What needs to be done: Return each line of the data below exactly, omitting any pictures.

Items:
** BEGIN **

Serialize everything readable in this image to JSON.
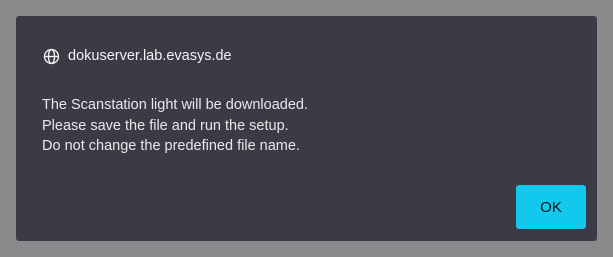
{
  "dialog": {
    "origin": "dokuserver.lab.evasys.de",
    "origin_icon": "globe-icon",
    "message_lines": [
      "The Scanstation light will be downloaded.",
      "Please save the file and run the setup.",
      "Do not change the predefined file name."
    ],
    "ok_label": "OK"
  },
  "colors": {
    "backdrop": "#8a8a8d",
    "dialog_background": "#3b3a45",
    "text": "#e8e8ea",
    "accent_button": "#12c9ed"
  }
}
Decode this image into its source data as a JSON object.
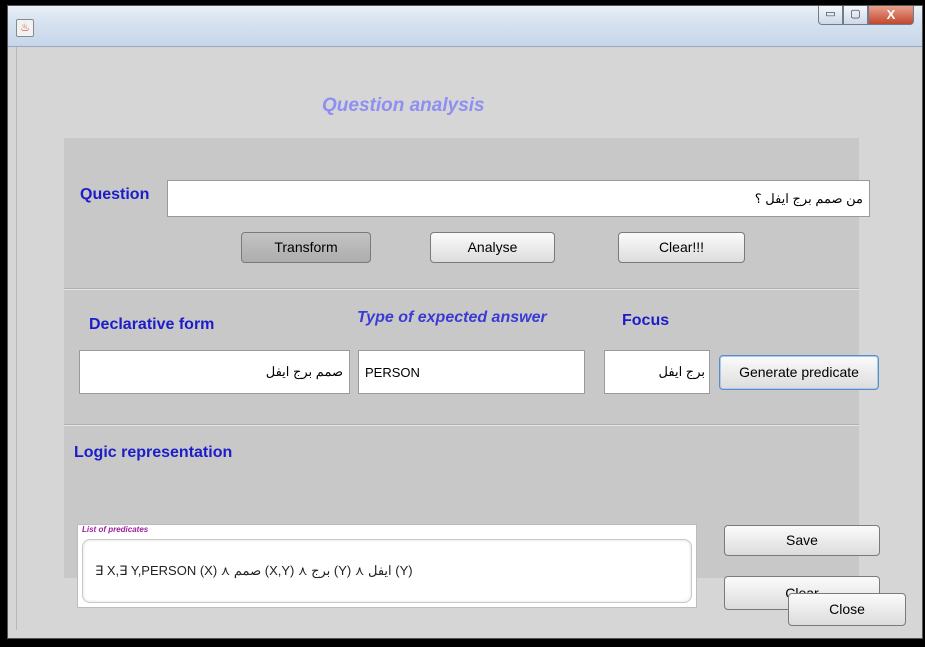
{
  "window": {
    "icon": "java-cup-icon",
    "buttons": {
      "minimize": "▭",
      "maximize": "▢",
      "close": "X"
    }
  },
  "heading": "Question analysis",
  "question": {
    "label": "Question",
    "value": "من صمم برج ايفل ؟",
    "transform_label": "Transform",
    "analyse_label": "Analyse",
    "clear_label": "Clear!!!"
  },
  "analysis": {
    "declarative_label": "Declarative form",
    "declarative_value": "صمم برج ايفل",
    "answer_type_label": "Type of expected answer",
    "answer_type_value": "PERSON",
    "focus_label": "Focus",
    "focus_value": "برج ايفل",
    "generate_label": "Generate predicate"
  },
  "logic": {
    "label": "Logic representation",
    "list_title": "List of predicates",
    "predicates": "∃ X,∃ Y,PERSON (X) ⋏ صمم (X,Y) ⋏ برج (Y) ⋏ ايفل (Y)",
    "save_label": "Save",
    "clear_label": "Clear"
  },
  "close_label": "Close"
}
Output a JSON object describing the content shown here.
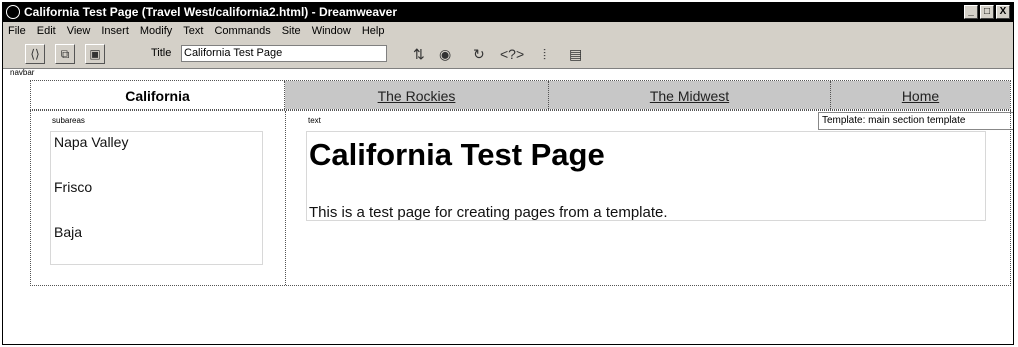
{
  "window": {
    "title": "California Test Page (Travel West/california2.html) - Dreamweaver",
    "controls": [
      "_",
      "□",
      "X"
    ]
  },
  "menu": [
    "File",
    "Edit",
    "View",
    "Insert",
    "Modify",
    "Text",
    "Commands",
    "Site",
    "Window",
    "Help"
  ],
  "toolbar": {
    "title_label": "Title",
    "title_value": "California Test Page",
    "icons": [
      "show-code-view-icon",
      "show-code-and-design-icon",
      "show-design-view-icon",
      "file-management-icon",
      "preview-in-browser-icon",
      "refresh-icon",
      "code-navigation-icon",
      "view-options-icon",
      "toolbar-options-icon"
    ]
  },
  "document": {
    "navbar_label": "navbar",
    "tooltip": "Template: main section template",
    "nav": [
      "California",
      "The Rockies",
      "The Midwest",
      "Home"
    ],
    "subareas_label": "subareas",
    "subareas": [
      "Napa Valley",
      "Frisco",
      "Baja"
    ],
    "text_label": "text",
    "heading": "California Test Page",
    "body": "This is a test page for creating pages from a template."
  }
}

** END **

Result of this exercise:
Serialize everything readable in this image to JSON.
{
  "dialog": {
    "origin": "dokuserver.lab.evasys.de",
    "origin_icon": "globe-icon",
    "message_lines": [
      "The Scanstation light will be downloaded.",
      "Please save the file and run the setup.",
      "Do not change the predefined file name."
    ],
    "ok_label": "OK"
  },
  "colors": {
    "backdrop": "#8a8a8d",
    "dialog_background": "#3b3a45",
    "text": "#e8e8ea",
    "accent_button": "#12c9ed"
  }
}
Decode this image into its source data as a JSON object.
{
  "window": {
    "icon": "java-cup-icon",
    "buttons": {
      "minimize": "▭",
      "maximize": "▢",
      "close": "X"
    }
  },
  "heading": "Question analysis",
  "question": {
    "label": "Question",
    "value": "من صمم برج ايفل ؟",
    "transform_label": "Transform",
    "analyse_label": "Analyse",
    "clear_label": "Clear!!!"
  },
  "analysis": {
    "declarative_label": "Declarative form",
    "declarative_value": "صمم برج ايفل",
    "answer_type_label": "Type of expected answer",
    "answer_type_value": "PERSON",
    "focus_label": "Focus",
    "focus_value": "برج ايفل",
    "generate_label": "Generate predicate"
  },
  "logic": {
    "label": "Logic representation",
    "list_title": "List of predicates",
    "predicates": "∃ X,∃ Y,PERSON (X) ⋏ صمم (X,Y) ⋏ برج (Y) ⋏ ايفل (Y)",
    "save_label": "Save",
    "clear_label": "Clear"
  },
  "close_label": "Close"
}
Output a JSON object describing the content shown here.
{
  "window": {
    "title": "California Test Page (Travel West/california2.html) - Dreamweaver",
    "controls": [
      "_",
      "□",
      "X"
    ]
  },
  "menu": [
    "File",
    "Edit",
    "View",
    "Insert",
    "Modify",
    "Text",
    "Commands",
    "Site",
    "Window",
    "Help"
  ],
  "toolbar": {
    "title_label": "Title",
    "title_value": "California Test Page",
    "icons": [
      "show-code-view-icon",
      "show-code-and-design-icon",
      "show-design-view-icon",
      "file-management-icon",
      "preview-in-browser-icon",
      "refresh-icon",
      "code-navigation-icon",
      "view-options-icon",
      "toolbar-options-icon"
    ]
  },
  "document": {
    "navbar_label": "navbar",
    "tooltip": "Template: main section template",
    "nav": [
      "California",
      "The Rockies",
      "The Midwest",
      "Home"
    ],
    "subareas_label": "subareas",
    "subareas": [
      "Napa Valley",
      "Frisco",
      "Baja"
    ],
    "text_label": "text",
    "heading": "California Test Page",
    "body": "This is a test page for creating pages from a template."
  }
}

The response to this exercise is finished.